* THE REQUEST *
Wherever the string "this" appears in the listing, copy that line.

* DATA EXTRACT *
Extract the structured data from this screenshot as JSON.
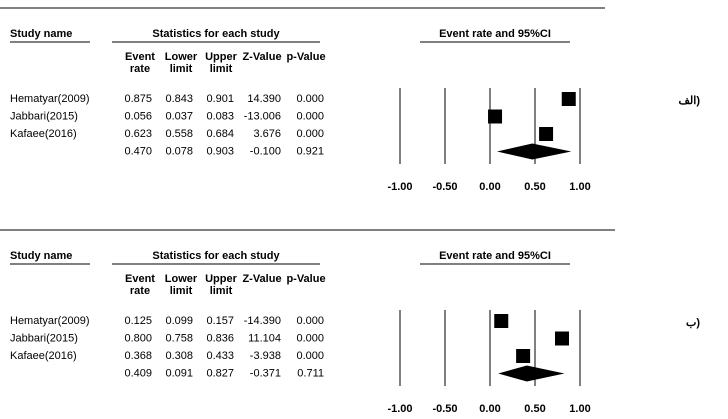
{
  "chart_data": [
    {
      "type": "forest",
      "label": "الف)",
      "header_group": "Statistics for each study",
      "plot_title": "Event rate and 95%CI",
      "columns": [
        "Study name",
        "Event rate",
        "Lower limit",
        "Upper limit",
        "Z-Value",
        "p-Value"
      ],
      "rows": [
        {
          "name": "Hematyar(2009)",
          "values": [
            0.875,
            0.843,
            0.901,
            14.39,
            0
          ],
          "value_labels": [
            "0.875",
            "0.843",
            "0.901",
            "14.390",
            "0.000"
          ]
        },
        {
          "name": "Jabbari(2015)",
          "values": [
            0.056,
            0.037,
            0.083,
            -13.006,
            0
          ],
          "value_labels": [
            "0.056",
            "0.037",
            "0.083",
            "-13.006",
            "0.000"
          ]
        },
        {
          "name": "Kafaee(2016)",
          "values": [
            0.623,
            0.558,
            0.684,
            3.676,
            0
          ],
          "value_labels": [
            "0.623",
            "0.558",
            "0.684",
            "3.676",
            "0.000"
          ]
        },
        {
          "name": null,
          "values": [
            0.47,
            0.078,
            0.903,
            -0.1,
            0.921
          ],
          "value_labels": [
            "0.470",
            "0.078",
            "0.903",
            "-0.100",
            "0.921"
          ]
        }
      ],
      "xlim": [
        -1,
        1
      ],
      "xticks": [
        {
          "value": -1,
          "label": "-1.00"
        },
        {
          "value": -0.5,
          "label": "-0.50"
        },
        {
          "value": 0,
          "label": "0.00"
        },
        {
          "value": 0.5,
          "label": "0.50"
        },
        {
          "value": 1,
          "label": "1.00"
        }
      ],
      "color": "#000000"
    },
    {
      "type": "forest",
      "label": "ب)",
      "header_group": "Statistics for each study",
      "plot_title": "Event rate and 95%CI",
      "columns": [
        "Study name",
        "Event rate",
        "Lower limit",
        "Upper limit",
        "Z-Value",
        "p-Value"
      ],
      "rows": [
        {
          "name": "Hematyar(2009)",
          "values": [
            0.125,
            0.099,
            0.157,
            -14.39,
            0
          ],
          "value_labels": [
            "0.125",
            "0.099",
            "0.157",
            "-14.390",
            "0.000"
          ]
        },
        {
          "name": "Jabbari(2015)",
          "values": [
            0.8,
            0.758,
            0.836,
            11.104,
            0
          ],
          "value_labels": [
            "0.800",
            "0.758",
            "0.836",
            "11.104",
            "0.000"
          ]
        },
        {
          "name": "Kafaee(2016)",
          "values": [
            0.368,
            0.308,
            0.433,
            -3.938,
            0
          ],
          "value_labels": [
            "0.368",
            "0.308",
            "0.433",
            "-3.938",
            "0.000"
          ]
        },
        {
          "name": null,
          "values": [
            0.409,
            0.091,
            0.827,
            -0.371,
            0.711
          ],
          "value_labels": [
            "0.409",
            "0.091",
            "0.827",
            "-0.371",
            "0.711"
          ]
        }
      ],
      "xlim": [
        -1,
        1
      ],
      "xticks": [
        {
          "value": -1,
          "label": "-1.00"
        },
        {
          "value": -0.5,
          "label": "-0.50"
        },
        {
          "value": 0,
          "label": "0.00"
        },
        {
          "value": 0.5,
          "label": "0.50"
        },
        {
          "value": 1,
          "label": "1.00"
        }
      ],
      "color": "#000000"
    }
  ]
}
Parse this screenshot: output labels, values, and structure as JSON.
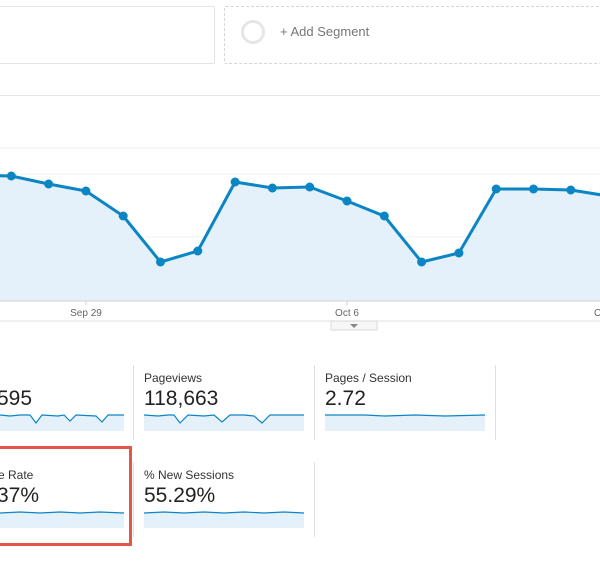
{
  "segments": {
    "add_label": "+ Add Segment",
    "add_icon": "circle-icon"
  },
  "chart_data": {
    "type": "area",
    "x_tick_labels": [
      "Sep 29",
      "Oct 6",
      "O"
    ],
    "values": [
      175,
      176,
      184,
      191,
      216,
      262,
      251,
      182,
      188,
      187,
      201,
      216,
      262,
      253,
      189,
      189,
      190,
      196
    ],
    "line_color": "#0c85c4",
    "fill_color": "#e4f1fa"
  },
  "metrics": [
    {
      "label": "",
      "value": "595"
    },
    {
      "label": "Pageviews",
      "value": "118,663"
    },
    {
      "label": "Pages / Session",
      "value": "2.72"
    },
    {
      "label": "e Rate",
      "value": "37%"
    },
    {
      "label": "% New Sessions",
      "value": "55.29%"
    }
  ],
  "colors": {
    "accent": "#0c85c4",
    "highlight": "#e0574a"
  }
}
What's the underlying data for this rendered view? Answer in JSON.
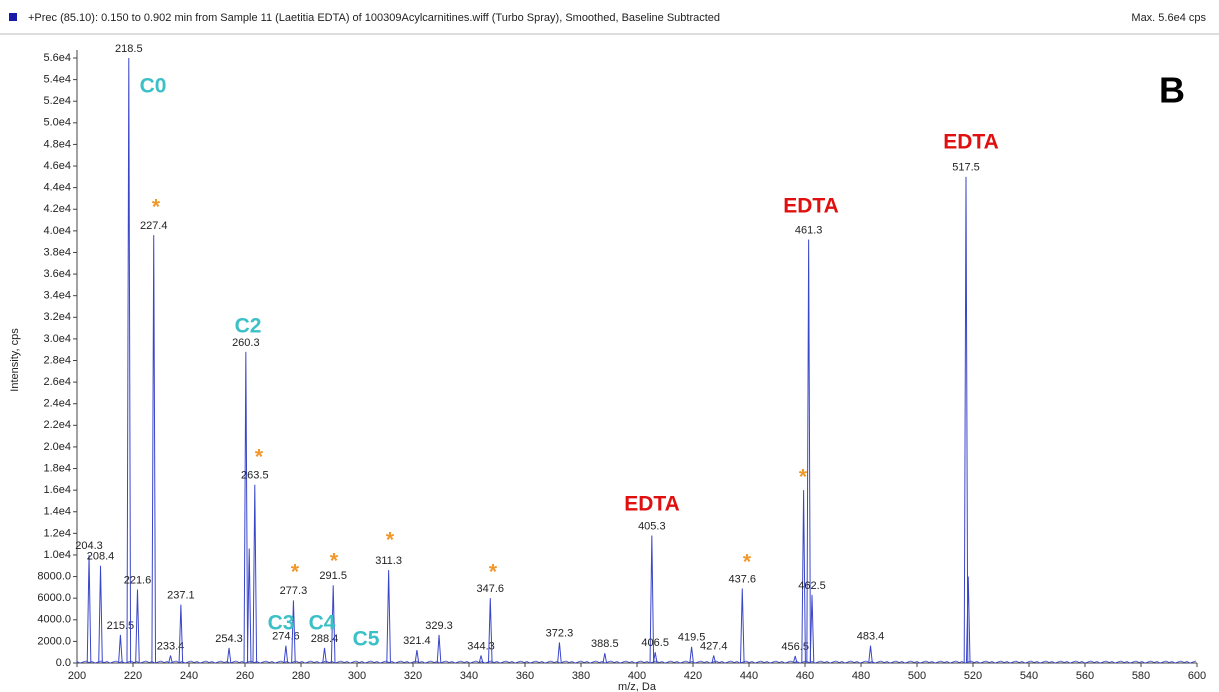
{
  "chart_data": {
    "type": "spectrum",
    "title": "+Prec (85.10): 0.150 to 0.902 min from Sample 11 (Laetitia EDTA) of 100309Acylcarnitines.wiff (Turbo Spray), Smoothed, Baseline Subtracted",
    "subtitle": "Max. 5.6e4 cps",
    "panel_label": "B",
    "x_label": "m/z, Da",
    "y_label": "Intensity, cps",
    "color": "#3a46c8",
    "x": [
      204.3,
      208.4,
      215.5,
      218.5,
      221.6,
      227.4,
      233.4,
      237.1,
      254.3,
      260.3,
      261.5,
      263.5,
      274.6,
      277.3,
      288.4,
      291.5,
      311.3,
      321.4,
      329.3,
      344.3,
      347.6,
      372.3,
      388.5,
      405.3,
      406.5,
      419.5,
      427.4,
      437.6,
      456.5,
      459.5,
      461.3,
      462.5,
      483.4,
      517.5,
      518.3
    ],
    "values": [
      10000,
      9000,
      2600,
      56000,
      6800,
      39600,
      700,
      5400,
      1400,
      28800,
      10600,
      16500,
      1600,
      5800,
      1400,
      7200,
      8600,
      1200,
      2600,
      700,
      6000,
      1900,
      900,
      11800,
      1000,
      1500,
      700,
      6900,
      650,
      16000,
      39200,
      6300,
      1600,
      45000,
      8000
    ],
    "labels": [
      "204.3",
      "208.4",
      "215.5",
      "218.5",
      "221.6",
      "227.4",
      "233.4",
      "237.1",
      "254.3",
      "260.3",
      null,
      "263.5",
      "274.6",
      "277.3",
      "288.4",
      "291.5",
      "311.3",
      "321.4",
      "329.3",
      "344.3",
      "347.6",
      "372.3",
      "388.5",
      "405.3",
      "406.5",
      "419.5",
      "427.4",
      "437.6",
      "456.5",
      null,
      "461.3",
      "462.5",
      "483.4",
      "517.5",
      null
    ],
    "annotations": [
      "C0",
      "C2",
      "C3",
      "C4",
      "C5",
      "EDTA",
      "EDTA",
      "EDTA",
      "EDTA",
      "*",
      "*",
      "*",
      "*",
      "*",
      "*",
      "*",
      "*"
    ],
    "xlim": [
      200,
      600
    ],
    "xticks": [
      200,
      220,
      240,
      260,
      280,
      300,
      320,
      340,
      360,
      380,
      400,
      420,
      440,
      460,
      480,
      500,
      520,
      540,
      560,
      580,
      600
    ],
    "ylim": [
      0,
      56000
    ],
    "yticks": [
      {
        "value": 0,
        "label": "0.0"
      },
      {
        "value": 2000,
        "label": "2000.0"
      },
      {
        "value": 4000,
        "label": "4000.0"
      },
      {
        "value": 6000,
        "label": "6000.0"
      },
      {
        "value": 8000,
        "label": "8000.0"
      },
      {
        "value": 10000,
        "label": "1.0e4"
      },
      {
        "value": 12000,
        "label": "1.2e4"
      },
      {
        "value": 14000,
        "label": "1.4e4"
      },
      {
        "value": 16000,
        "label": "1.6e4"
      },
      {
        "value": 18000,
        "label": "1.8e4"
      },
      {
        "value": 20000,
        "label": "2.0e4"
      },
      {
        "value": 22000,
        "label": "2.2e4"
      },
      {
        "value": 24000,
        "label": "2.4e4"
      },
      {
        "value": 26000,
        "label": "2.6e4"
      },
      {
        "value": 28000,
        "label": "2.8e4"
      },
      {
        "value": 30000,
        "label": "3.0e4"
      },
      {
        "value": 32000,
        "label": "3.2e4"
      },
      {
        "value": 34000,
        "label": "3.4e4"
      },
      {
        "value": 36000,
        "label": "3.6e4"
      },
      {
        "value": 38000,
        "label": "3.8e4"
      },
      {
        "value": 40000,
        "label": "4.0e4"
      },
      {
        "value": 42000,
        "label": "4.2e4"
      },
      {
        "value": 44000,
        "label": "4.4e4"
      },
      {
        "value": 46000,
        "label": "4.6e4"
      },
      {
        "value": 48000,
        "label": "4.8e4"
      },
      {
        "value": 50000,
        "label": "5.0e4"
      },
      {
        "value": 52000,
        "label": "5.2e4"
      },
      {
        "value": 54000,
        "label": "5.4e4"
      },
      {
        "value": 56000,
        "label": "5.6e4"
      }
    ],
    "grid": false
  }
}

* WRITTEN ANSWER *
Extract the structured data from this screenshot as JSON.
Parse this screenshot: output labels, values, and structure as JSON.
What's the underlying data for this rendered view? Answer in JSON.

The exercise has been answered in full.